===== STORED ROWS =====

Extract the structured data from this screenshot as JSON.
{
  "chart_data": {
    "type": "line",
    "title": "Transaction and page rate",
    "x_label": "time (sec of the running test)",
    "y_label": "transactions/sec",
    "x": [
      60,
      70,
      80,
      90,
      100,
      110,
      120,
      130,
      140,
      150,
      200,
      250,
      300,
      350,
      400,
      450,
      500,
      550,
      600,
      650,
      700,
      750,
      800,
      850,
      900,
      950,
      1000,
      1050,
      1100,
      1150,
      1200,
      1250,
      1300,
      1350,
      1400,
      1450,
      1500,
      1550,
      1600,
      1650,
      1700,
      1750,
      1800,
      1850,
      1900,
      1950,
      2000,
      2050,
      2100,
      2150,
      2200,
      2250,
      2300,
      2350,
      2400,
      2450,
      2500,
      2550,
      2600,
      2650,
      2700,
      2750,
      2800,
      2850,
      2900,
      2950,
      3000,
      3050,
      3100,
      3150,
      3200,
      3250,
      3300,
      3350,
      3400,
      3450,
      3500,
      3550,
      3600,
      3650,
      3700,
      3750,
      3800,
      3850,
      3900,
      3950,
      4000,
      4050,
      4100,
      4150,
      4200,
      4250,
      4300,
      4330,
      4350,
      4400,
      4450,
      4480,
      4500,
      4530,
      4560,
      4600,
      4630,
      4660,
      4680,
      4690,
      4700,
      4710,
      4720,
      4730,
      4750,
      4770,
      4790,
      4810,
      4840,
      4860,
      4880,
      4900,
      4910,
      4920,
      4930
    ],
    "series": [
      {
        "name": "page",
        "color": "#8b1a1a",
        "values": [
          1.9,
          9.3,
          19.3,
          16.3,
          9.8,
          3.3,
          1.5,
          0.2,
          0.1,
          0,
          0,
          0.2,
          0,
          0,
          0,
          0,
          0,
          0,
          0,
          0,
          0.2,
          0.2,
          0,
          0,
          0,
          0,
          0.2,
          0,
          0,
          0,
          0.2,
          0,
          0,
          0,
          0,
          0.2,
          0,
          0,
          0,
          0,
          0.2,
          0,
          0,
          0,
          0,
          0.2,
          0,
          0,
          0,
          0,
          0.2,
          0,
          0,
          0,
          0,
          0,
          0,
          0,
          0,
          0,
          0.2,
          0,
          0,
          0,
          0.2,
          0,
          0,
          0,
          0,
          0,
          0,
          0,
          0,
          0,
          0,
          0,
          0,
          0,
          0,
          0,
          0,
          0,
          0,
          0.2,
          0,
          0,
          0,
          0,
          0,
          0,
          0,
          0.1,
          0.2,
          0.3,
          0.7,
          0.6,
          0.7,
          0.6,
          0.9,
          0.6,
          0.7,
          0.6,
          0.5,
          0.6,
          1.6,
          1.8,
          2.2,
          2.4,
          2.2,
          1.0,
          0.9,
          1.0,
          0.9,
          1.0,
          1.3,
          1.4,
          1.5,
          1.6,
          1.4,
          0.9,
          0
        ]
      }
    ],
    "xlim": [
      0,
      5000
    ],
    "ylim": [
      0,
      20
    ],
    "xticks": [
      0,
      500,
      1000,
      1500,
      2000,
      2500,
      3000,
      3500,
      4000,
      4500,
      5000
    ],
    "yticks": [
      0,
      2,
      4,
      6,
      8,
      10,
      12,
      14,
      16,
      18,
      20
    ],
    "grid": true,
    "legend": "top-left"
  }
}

=====

■ EXERCISE OBJECTIVE:
Restate the listing above word for word.

■ FINISHED ANSWER:
Extract the structured data from this screenshot as JSON.
{
  "chart_data": {
    "type": "line",
    "title": "Transaction and page rate",
    "x_label": "time (sec of the running test)",
    "y_label": "transactions/sec",
    "x": [
      60,
      70,
      80,
      90,
      100,
      110,
      120,
      130,
      140,
      150,
      200,
      250,
      300,
      350,
      400,
      450,
      500,
      550,
      600,
      650,
      700,
      750,
      800,
      850,
      900,
      950,
      1000,
      1050,
      1100,
      1150,
      1200,
      1250,
      1300,
      1350,
      1400,
      1450,
      1500,
      1550,
      1600,
      1650,
      1700,
      1750,
      1800,
      1850,
      1900,
      1950,
      2000,
      2050,
      2100,
      2150,
      2200,
      2250,
      2300,
      2350,
      2400,
      2450,
      2500,
      2550,
      2600,
      2650,
      2700,
      2750,
      2800,
      2850,
      2900,
      2950,
      3000,
      3050,
      3100,
      3150,
      3200,
      3250,
      3300,
      3350,
      3400,
      3450,
      3500,
      3550,
      3600,
      3650,
      3700,
      3750,
      3800,
      3850,
      3900,
      3950,
      4000,
      4050,
      4100,
      4150,
      4200,
      4250,
      4300,
      4330,
      4350,
      4400,
      4450,
      4480,
      4500,
      4530,
      4560,
      4600,
      4630,
      4660,
      4680,
      4690,
      4700,
      4710,
      4720,
      4730,
      4750,
      4770,
      4790,
      4810,
      4840,
      4860,
      4880,
      4900,
      4910,
      4920,
      4930
    ],
    "series": [
      {
        "name": "page",
        "color": "#8b1a1a",
        "values": [
          1.9,
          9.3,
          19.3,
          16.3,
          9.8,
          3.3,
          1.5,
          0.2,
          0.1,
          0,
          0,
          0.2,
          0,
          0,
          0,
          0,
          0,
          0,
          0,
          0,
          0.2,
          0.2,
          0,
          0,
          0,
          0,
          0.2,
          0,
          0,
          0,
          0.2,
          0,
          0,
          0,
          0,
          0.2,
          0,
          0,
          0,
          0,
          0.2,
          0,
          0,
          0,
          0,
          0.2,
          0,
          0,
          0,
          0,
          0.2,
          0,
          0,
          0,
          0,
          0,
          0,
          0,
          0,
          0,
          0.2,
          0,
          0,
          0,
          0.2,
          0,
          0,
          0,
          0,
          0,
          0,
          0,
          0,
          0,
          0,
          0,
          0,
          0,
          0,
          0,
          0,
          0,
          0,
          0.2,
          0,
          0,
          0,
          0,
          0,
          0,
          0,
          0.1,
          0.2,
          0.3,
          0.7,
          0.6,
          0.7,
          0.6,
          0.9,
          0.6,
          0.7,
          0.6,
          0.5,
          0.6,
          1.6,
          1.8,
          2.2,
          2.4,
          2.2,
          1.0,
          0.9,
          1.0,
          0.9,
          1.0,
          1.3,
          1.4,
          1.5,
          1.6,
          1.4,
          0.9,
          0
        ]
      }
    ],
    "xlim": [
      0,
      5000
    ],
    "ylim": [
      0,
      20
    ],
    "xticks": [
      0,
      500,
      1000,
      1500,
      2000,
      2500,
      3000,
      3500,
      4000,
      4500,
      5000
    ],
    "yticks": [
      0,
      2,
      4,
      6,
      8,
      10,
      12,
      14,
      16,
      18,
      20
    ],
    "grid": true,
    "legend": "top-left"
  }
}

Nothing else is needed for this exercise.